- _TASK INSTRUCTIONS_: Carry none of the pictures over; write out the complete data exactly.

- _DATA PROVIDED_:
= = = = =

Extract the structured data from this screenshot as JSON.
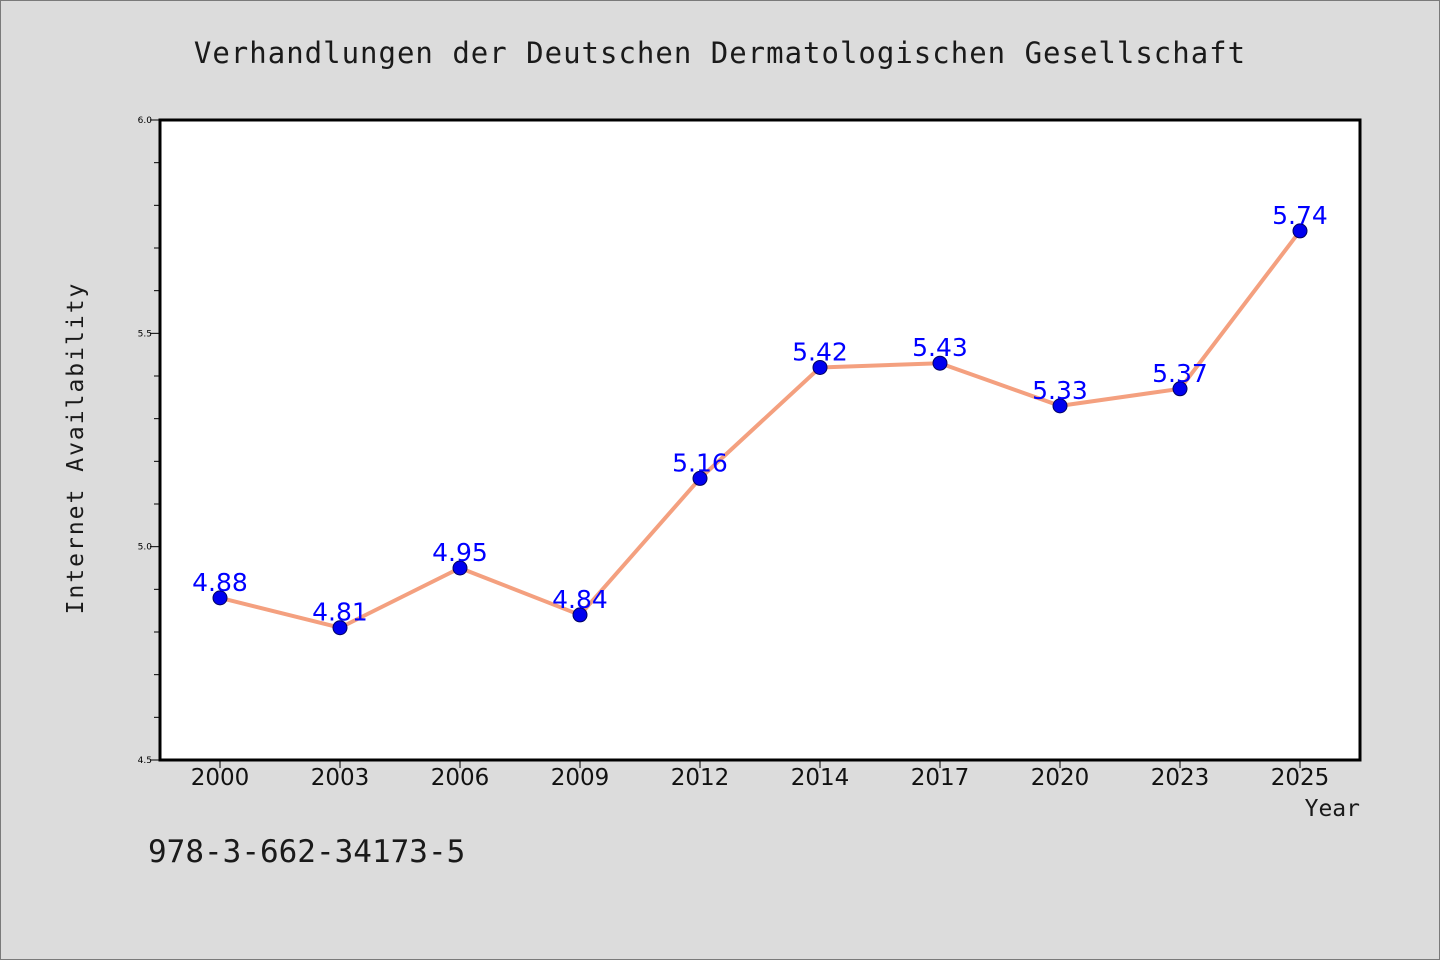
{
  "chart_data": {
    "type": "line",
    "title": "Verhandlungen der Deutschen Dermatologischen Gesellschaft",
    "xlabel": "Year",
    "ylabel": "Internet Availability",
    "categories": [
      "2000",
      "2003",
      "2006",
      "2009",
      "2012",
      "2014",
      "2017",
      "2020",
      "2023",
      "2025"
    ],
    "series": [
      {
        "values": [
          4.88,
          4.81,
          4.95,
          4.84,
          5.16,
          5.42,
          5.43,
          5.33,
          5.37,
          5.74
        ],
        "labels": [
          "4.88",
          "4.81",
          "4.95",
          "4.84",
          "5.16",
          "5.42",
          "5.43",
          "5.33",
          "5.37",
          "5.74"
        ]
      }
    ],
    "ylim": [
      4.5,
      6.0
    ],
    "yticks": [
      "4.5",
      "5.0",
      "5.5",
      "6.0"
    ],
    "grid": false,
    "legend": "none",
    "colors": {
      "line": "#f4a07f",
      "marker": "#0000ee",
      "label": "#0000ff",
      "background": "#dcdcdc",
      "plot_background": "#ffffff"
    }
  },
  "footer": {
    "identifier": "978-3-662-34173-5"
  }
}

= = = = =

- _COMPLETE RESPONSE_:
Extract the structured data from this screenshot as JSON.
{
  "chart_data": {
    "type": "line",
    "title": "Verhandlungen der Deutschen Dermatologischen Gesellschaft",
    "xlabel": "Year",
    "ylabel": "Internet Availability",
    "categories": [
      "2000",
      "2003",
      "2006",
      "2009",
      "2012",
      "2014",
      "2017",
      "2020",
      "2023",
      "2025"
    ],
    "series": [
      {
        "values": [
          4.88,
          4.81,
          4.95,
          4.84,
          5.16,
          5.42,
          5.43,
          5.33,
          5.37,
          5.74
        ],
        "labels": [
          "4.88",
          "4.81",
          "4.95",
          "4.84",
          "5.16",
          "5.42",
          "5.43",
          "5.33",
          "5.37",
          "5.74"
        ]
      }
    ],
    "ylim": [
      4.5,
      6.0
    ],
    "yticks": [
      "4.5",
      "5.0",
      "5.5",
      "6.0"
    ],
    "grid": false,
    "legend": "none",
    "colors": {
      "line": "#f4a07f",
      "marker": "#0000ee",
      "label": "#0000ff",
      "background": "#dcdcdc",
      "plot_background": "#ffffff"
    }
  },
  "footer": {
    "identifier": "978-3-662-34173-5"
  }
}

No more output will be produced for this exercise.